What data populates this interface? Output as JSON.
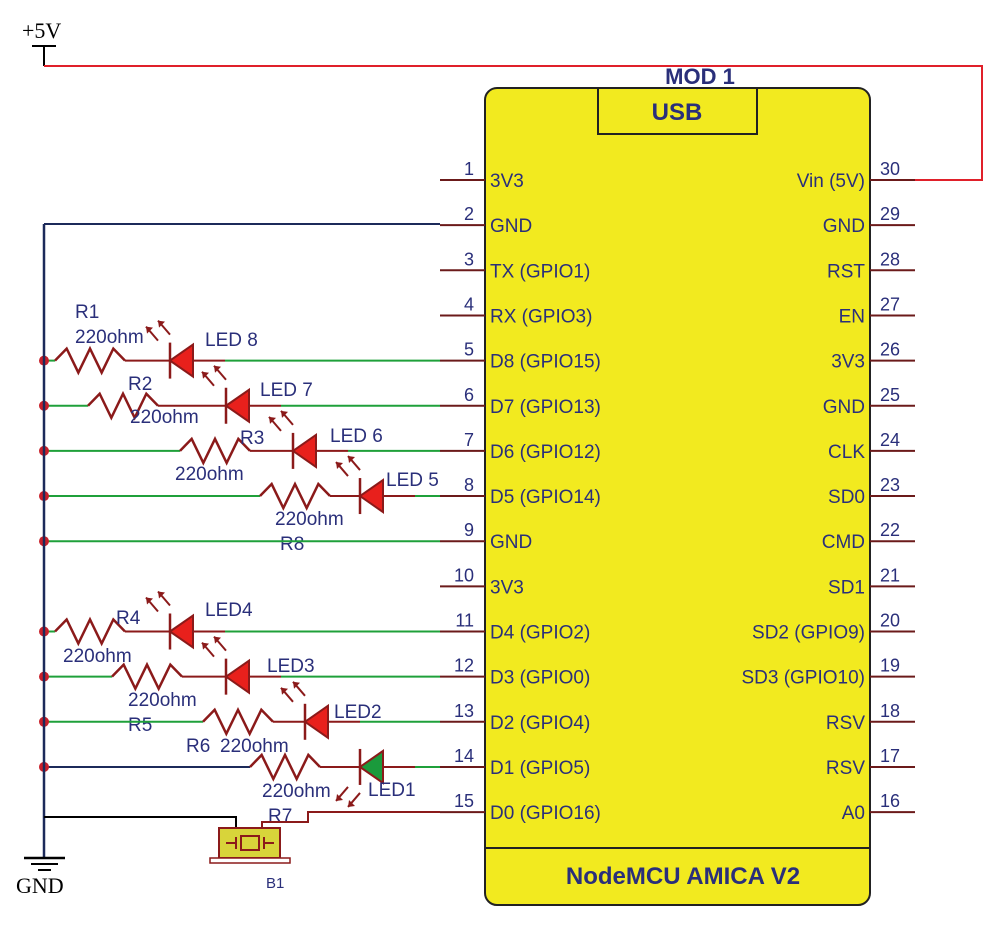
{
  "power_label": "+5V",
  "ground_label": "GND",
  "module": {
    "ref": "MOD 1",
    "usb_label": "USB",
    "name": "NodeMCU AMICA V2",
    "fill_color": "#f2ea1f",
    "left_pins": [
      {
        "num": "1",
        "label": "3V3"
      },
      {
        "num": "2",
        "label": "GND"
      },
      {
        "num": "3",
        "label": "TX (GPIO1)"
      },
      {
        "num": "4",
        "label": "RX (GPIO3)"
      },
      {
        "num": "5",
        "label": "D8 (GPIO15)"
      },
      {
        "num": "6",
        "label": "D7 (GPIO13)"
      },
      {
        "num": "7",
        "label": "D6 (GPIO12)"
      },
      {
        "num": "8",
        "label": "D5 (GPIO14)"
      },
      {
        "num": "9",
        "label": "GND"
      },
      {
        "num": "10",
        "label": "3V3"
      },
      {
        "num": "11",
        "label": "D4 (GPIO2)"
      },
      {
        "num": "12",
        "label": "D3 (GPIO0)"
      },
      {
        "num": "13",
        "label": "D2 (GPIO4)"
      },
      {
        "num": "14",
        "label": "D1 (GPIO5)"
      },
      {
        "num": "15",
        "label": "D0 (GPIO16)"
      }
    ],
    "right_pins": [
      {
        "num": "30",
        "label": "Vin (5V)"
      },
      {
        "num": "29",
        "label": "GND"
      },
      {
        "num": "28",
        "label": "RST"
      },
      {
        "num": "27",
        "label": "EN"
      },
      {
        "num": "26",
        "label": "3V3"
      },
      {
        "num": "25",
        "label": "GND"
      },
      {
        "num": "24",
        "label": "CLK"
      },
      {
        "num": "23",
        "label": "SD0"
      },
      {
        "num": "22",
        "label": "CMD"
      },
      {
        "num": "21",
        "label": "SD1"
      },
      {
        "num": "20",
        "label": "SD2 (GPIO9)"
      },
      {
        "num": "19",
        "label": "SD3 (GPIO10)"
      },
      {
        "num": "18",
        "label": "RSV"
      },
      {
        "num": "17",
        "label": "RSV"
      },
      {
        "num": "16",
        "label": "A0"
      }
    ]
  },
  "components": [
    {
      "pin": 5,
      "res": "R1",
      "value": "220ohm",
      "led": "LED 8",
      "led_color": "#e8201c"
    },
    {
      "pin": 6,
      "res": "R2",
      "value": "220ohm",
      "led": "LED 7",
      "led_color": "#e8201c"
    },
    {
      "pin": 7,
      "res": "R3",
      "value": "220ohm",
      "led": "LED 6",
      "led_color": "#e8201c"
    },
    {
      "pin": 8,
      "res": "R8",
      "value": "220ohm",
      "led": "LED 5",
      "led_color": "#e8201c"
    },
    {
      "pin": 11,
      "res": "R4",
      "value": "220ohm",
      "led": "LED4",
      "led_color": "#e8201c"
    },
    {
      "pin": 12,
      "res": "R5",
      "value": "220ohm",
      "led": "LED3",
      "led_color": "#e8201c"
    },
    {
      "pin": 13,
      "res": "R6",
      "value": "220ohm",
      "led": "LED2",
      "led_color": "#e8201c"
    },
    {
      "pin": 14,
      "res": "R7",
      "value": "220ohm",
      "led": "LED1",
      "led_color": "#1a9a3c"
    }
  ],
  "button": {
    "ref": "B1"
  },
  "colors": {
    "power_wire": "#e0202a",
    "signal_wire": "#1fa03a",
    "component": "#8b1a1a",
    "ground_wire": "#1c2a5a",
    "junction": "#c8202a"
  }
}
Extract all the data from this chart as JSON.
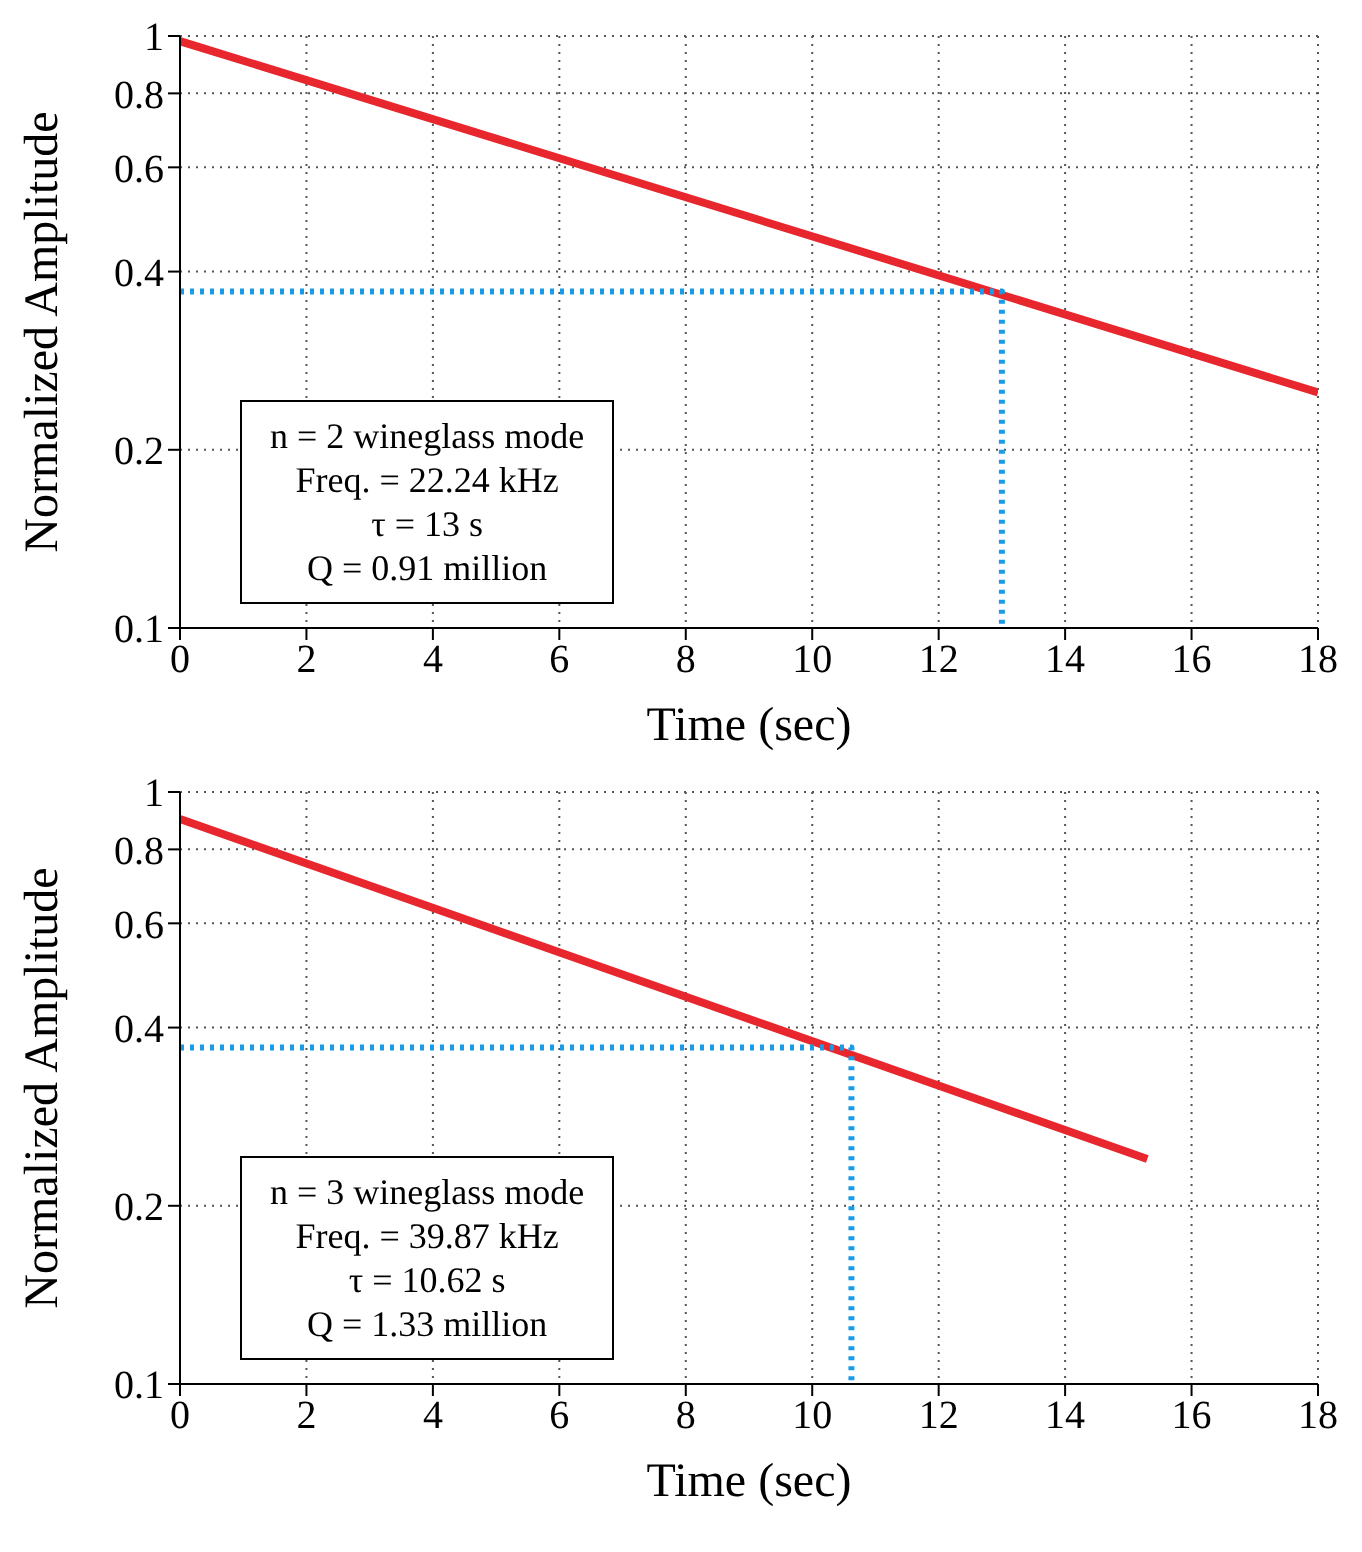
{
  "chart_data": [
    {
      "type": "line",
      "xlabel": "Time (sec)",
      "ylabel": "Normalized Amplitude",
      "log": "y",
      "grid": true,
      "line_style": "solid",
      "marker": "none",
      "legend": false,
      "xlim": [
        0,
        18
      ],
      "xticks": [
        0,
        2,
        4,
        6,
        8,
        10,
        12,
        14,
        16,
        18
      ],
      "ylim": [
        0.1,
        1
      ],
      "yticks": [
        0.1,
        0.2,
        0.4,
        0.6,
        0.8,
        1
      ],
      "annotations": [
        "n = 2 wineglass mode",
        "Freq. = 22.24 kHz",
        "τ = 13 s",
        "Q = 0.91 million"
      ],
      "series": [
        {
          "color": "#e8262e",
          "x": [
            0,
            18
          ],
          "values": [
            0.98,
            0.25
          ]
        },
        {
          "color": "#1a9be6",
          "line_style": "dotted",
          "x": [
            0,
            13,
            13
          ],
          "values": [
            0.37,
            0.37,
            0.1
          ]
        }
      ]
    },
    {
      "type": "line",
      "xlabel": "Time (sec)",
      "ylabel": "Normalized Amplitude",
      "log": "y",
      "grid": true,
      "line_style": "solid",
      "marker": "none",
      "legend": false,
      "xlim": [
        0,
        18
      ],
      "xticks": [
        0,
        2,
        4,
        6,
        8,
        10,
        12,
        14,
        16,
        18
      ],
      "ylim": [
        0.1,
        1
      ],
      "yticks": [
        0.1,
        0.2,
        0.4,
        0.6,
        0.8,
        1
      ],
      "annotations": [
        "n = 3 wineglass mode",
        "Freq. = 39.87 kHz",
        "τ = 10.62 s",
        "Q = 1.33 million"
      ],
      "series": [
        {
          "color": "#e8262e",
          "x": [
            0,
            15.3
          ],
          "values": [
            0.9,
            0.24
          ]
        },
        {
          "color": "#1a9be6",
          "line_style": "dotted",
          "x": [
            0,
            10.62,
            10.62
          ],
          "values": [
            0.37,
            0.37,
            0.1
          ]
        }
      ]
    }
  ]
}
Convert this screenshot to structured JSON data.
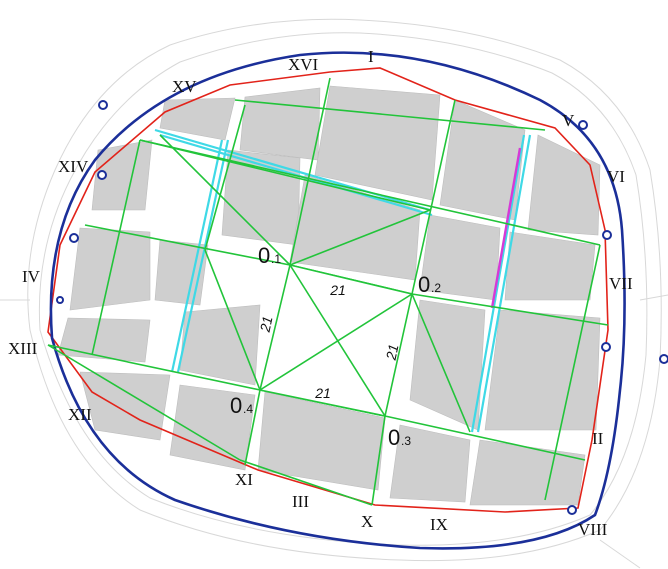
{
  "colors": {
    "outer_wall": "#1b2f99",
    "inner_boundary": "#e2231a",
    "construction_lines": "#22c43a",
    "highlight_streets": "#3fd9e6",
    "special_street": "#d63ad6",
    "blocks": "#cfcfcf",
    "background_streets": "#ffffff"
  },
  "gate_labels": {
    "I": "I",
    "II": "II",
    "III": "III",
    "IV": "IV",
    "V": "V",
    "VI": "VI",
    "VII": "VII",
    "VIII": "VIII",
    "IX": "IX",
    "X": "X",
    "XI": "XI",
    "XII": "XII",
    "XIII": "XIII",
    "XIV": "XIV",
    "XV": "XV",
    "XVI": "XVI"
  },
  "points": {
    "p1": {
      "main": "0",
      "sub": ".1"
    },
    "p2": {
      "main": "0",
      "sub": ".2"
    },
    "p3": {
      "main": "0",
      "sub": ".3"
    },
    "p4": {
      "main": "0",
      "sub": ".4"
    }
  },
  "distances": {
    "top": "21",
    "right": "21",
    "bottom": "21",
    "left": "21"
  },
  "icons": {
    "tower_marker": "tower-icon"
  }
}
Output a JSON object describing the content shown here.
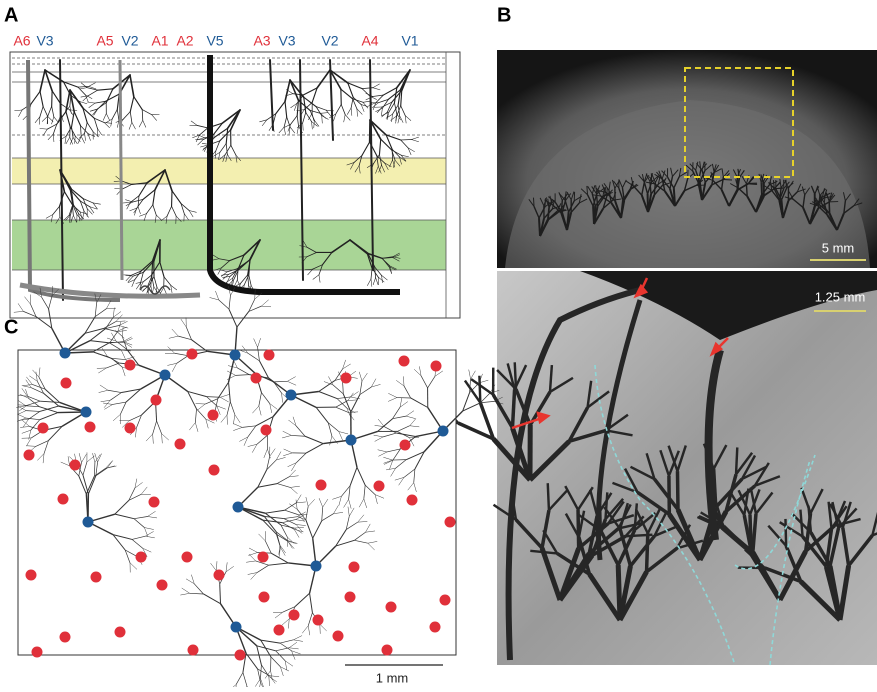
{
  "panels": {
    "a": {
      "label": "A",
      "vessels": [
        {
          "text": "A6",
          "color": "#e0303a"
        },
        {
          "text": "V3",
          "color": "#1f5a96"
        },
        {
          "text": "A5",
          "color": "#e0303a"
        },
        {
          "text": "V2",
          "color": "#1f5a96"
        },
        {
          "text": "A1",
          "color": "#e0303a"
        },
        {
          "text": "A2",
          "color": "#e0303a"
        },
        {
          "text": "V5",
          "color": "#1f5a96"
        },
        {
          "text": "A3",
          "color": "#e0303a"
        },
        {
          "text": "V3",
          "color": "#1f5a96"
        },
        {
          "text": "V2",
          "color": "#1f5a96"
        },
        {
          "text": "A4",
          "color": "#e0303a"
        },
        {
          "text": "V1",
          "color": "#1f5a96"
        }
      ]
    },
    "b": {
      "label": "B",
      "scale_top": "5 mm",
      "scale_bottom": "1.25 mm"
    },
    "c": {
      "label": "C",
      "scale": "1 mm"
    }
  }
}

Your task -> Extract the full listing exactly, with the pictures left out.

Exercise solution ->
What data populates this interface? Output as JSON.
{
  "power_label": "+5V",
  "ground_label": "GND",
  "module": {
    "ref": "MOD 1",
    "usb_label": "USB",
    "name": "NodeMCU AMICA V2",
    "fill_color": "#f2ea1f",
    "left_pins": [
      {
        "num": "1",
        "label": "3V3"
      },
      {
        "num": "2",
        "label": "GND"
      },
      {
        "num": "3",
        "label": "TX (GPIO1)"
      },
      {
        "num": "4",
        "label": "RX (GPIO3)"
      },
      {
        "num": "5",
        "label": "D8 (GPIO15)"
      },
      {
        "num": "6",
        "label": "D7 (GPIO13)"
      },
      {
        "num": "7",
        "label": "D6 (GPIO12)"
      },
      {
        "num": "8",
        "label": "D5 (GPIO14)"
      },
      {
        "num": "9",
        "label": "GND"
      },
      {
        "num": "10",
        "label": "3V3"
      },
      {
        "num": "11",
        "label": "D4 (GPIO2)"
      },
      {
        "num": "12",
        "label": "D3 (GPIO0)"
      },
      {
        "num": "13",
        "label": "D2 (GPIO4)"
      },
      {
        "num": "14",
        "label": "D1 (GPIO5)"
      },
      {
        "num": "15",
        "label": "D0 (GPIO16)"
      }
    ],
    "right_pins": [
      {
        "num": "30",
        "label": "Vin (5V)"
      },
      {
        "num": "29",
        "label": "GND"
      },
      {
        "num": "28",
        "label": "RST"
      },
      {
        "num": "27",
        "label": "EN"
      },
      {
        "num": "26",
        "label": "3V3"
      },
      {
        "num": "25",
        "label": "GND"
      },
      {
        "num": "24",
        "label": "CLK"
      },
      {
        "num": "23",
        "label": "SD0"
      },
      {
        "num": "22",
        "label": "CMD"
      },
      {
        "num": "21",
        "label": "SD1"
      },
      {
        "num": "20",
        "label": "SD2 (GPIO9)"
      },
      {
        "num": "19",
        "label": "SD3 (GPIO10)"
      },
      {
        "num": "18",
        "label": "RSV"
      },
      {
        "num": "17",
        "label": "RSV"
      },
      {
        "num": "16",
        "label": "A0"
      }
    ]
  },
  "components": [
    {
      "pin": 5,
      "res": "R1",
      "value": "220ohm",
      "led": "LED 8",
      "led_color": "#e8201c"
    },
    {
      "pin": 6,
      "res": "R2",
      "value": "220ohm",
      "led": "LED 7",
      "led_color": "#e8201c"
    },
    {
      "pin": 7,
      "res": "R3",
      "value": "220ohm",
      "led": "LED 6",
      "led_color": "#e8201c"
    },
    {
      "pin": 8,
      "res": "R8",
      "value": "220ohm",
      "led": "LED 5",
      "led_color": "#e8201c"
    },
    {
      "pin": 11,
      "res": "R4",
      "value": "220ohm",
      "led": "LED4",
      "led_color": "#e8201c"
    },
    {
      "pin": 12,
      "res": "R5",
      "value": "220ohm",
      "led": "LED3",
      "led_color": "#e8201c"
    },
    {
      "pin": 13,
      "res": "R6",
      "value": "220ohm",
      "led": "LED2",
      "led_color": "#e8201c"
    },
    {
      "pin": 14,
      "res": "R7",
      "value": "220ohm",
      "led": "LED1",
      "led_color": "#1a9a3c"
    }
  ],
  "button": {
    "ref": "B1"
  },
  "colors": {
    "power_wire": "#e0202a",
    "signal_wire": "#1fa03a",
    "component": "#8b1a1a",
    "ground_wire": "#1c2a5a",
    "junction": "#c8202a"
  }
}
Extract all the data from this chart as JSON.
{
  "chart_data": [
    {
      "type": "line",
      "xlabel": "Time (sec)",
      "ylabel": "Normalized Amplitude",
      "log": "y",
      "grid": true,
      "line_style": "solid",
      "marker": "none",
      "legend": false,
      "xlim": [
        0,
        18
      ],
      "xticks": [
        0,
        2,
        4,
        6,
        8,
        10,
        12,
        14,
        16,
        18
      ],
      "ylim": [
        0.1,
        1
      ],
      "yticks": [
        0.1,
        0.2,
        0.4,
        0.6,
        0.8,
        1
      ],
      "annotations": [
        "n = 2 wineglass mode",
        "Freq. = 22.24 kHz",
        "τ = 13 s",
        "Q = 0.91 million"
      ],
      "series": [
        {
          "color": "#e8262e",
          "x": [
            0,
            18
          ],
          "values": [
            0.98,
            0.25
          ]
        },
        {
          "color": "#1a9be6",
          "line_style": "dotted",
          "x": [
            0,
            13,
            13
          ],
          "values": [
            0.37,
            0.37,
            0.1
          ]
        }
      ]
    },
    {
      "type": "line",
      "xlabel": "Time (sec)",
      "ylabel": "Normalized Amplitude",
      "log": "y",
      "grid": true,
      "line_style": "solid",
      "marker": "none",
      "legend": false,
      "xlim": [
        0,
        18
      ],
      "xticks": [
        0,
        2,
        4,
        6,
        8,
        10,
        12,
        14,
        16,
        18
      ],
      "ylim": [
        0.1,
        1
      ],
      "yticks": [
        0.1,
        0.2,
        0.4,
        0.6,
        0.8,
        1
      ],
      "annotations": [
        "n = 3 wineglass mode",
        "Freq. = 39.87 kHz",
        "τ = 10.62 s",
        "Q = 1.33 million"
      ],
      "series": [
        {
          "color": "#e8262e",
          "x": [
            0,
            15.3
          ],
          "values": [
            0.9,
            0.24
          ]
        },
        {
          "color": "#1a9be6",
          "line_style": "dotted",
          "x": [
            0,
            10.62,
            10.62
          ],
          "values": [
            0.37,
            0.37,
            0.1
          ]
        }
      ]
    }
  ]
}
Convert this screenshot to structured JSON data.
{
  "colors": {
    "outer_wall": "#1b2f99",
    "inner_boundary": "#e2231a",
    "construction_lines": "#22c43a",
    "highlight_streets": "#3fd9e6",
    "special_street": "#d63ad6",
    "blocks": "#cfcfcf",
    "background_streets": "#ffffff"
  },
  "gate_labels": {
    "I": "I",
    "II": "II",
    "III": "III",
    "IV": "IV",
    "V": "V",
    "VI": "VI",
    "VII": "VII",
    "VIII": "VIII",
    "IX": "IX",
    "X": "X",
    "XI": "XI",
    "XII": "XII",
    "XIII": "XIII",
    "XIV": "XIV",
    "XV": "XV",
    "XVI": "XVI"
  },
  "points": {
    "p1": {
      "main": "0",
      "sub": ".1"
    },
    "p2": {
      "main": "0",
      "sub": ".2"
    },
    "p3": {
      "main": "0",
      "sub": ".3"
    },
    "p4": {
      "main": "0",
      "sub": ".4"
    }
  },
  "distances": {
    "top": "21",
    "right": "21",
    "bottom": "21",
    "left": "21"
  },
  "icons": {
    "tower_marker": "tower-icon"
  }
}
Output a JSON object describing the content shown here.
{
  "panels": {
    "a": {
      "label": "A",
      "vessels": [
        {
          "text": "A6",
          "color": "#e0303a"
        },
        {
          "text": "V3",
          "color": "#1f5a96"
        },
        {
          "text": "A5",
          "color": "#e0303a"
        },
        {
          "text": "V2",
          "color": "#1f5a96"
        },
        {
          "text": "A1",
          "color": "#e0303a"
        },
        {
          "text": "A2",
          "color": "#e0303a"
        },
        {
          "text": "V5",
          "color": "#1f5a96"
        },
        {
          "text": "A3",
          "color": "#e0303a"
        },
        {
          "text": "V3",
          "color": "#1f5a96"
        },
        {
          "text": "V2",
          "color": "#1f5a96"
        },
        {
          "text": "A4",
          "color": "#e0303a"
        },
        {
          "text": "V1",
          "color": "#1f5a96"
        }
      ]
    },
    "b": {
      "label": "B",
      "scale_top": "5 mm",
      "scale_bottom": "1.25 mm"
    },
    "c": {
      "label": "C",
      "scale": "1 mm"
    }
  }
}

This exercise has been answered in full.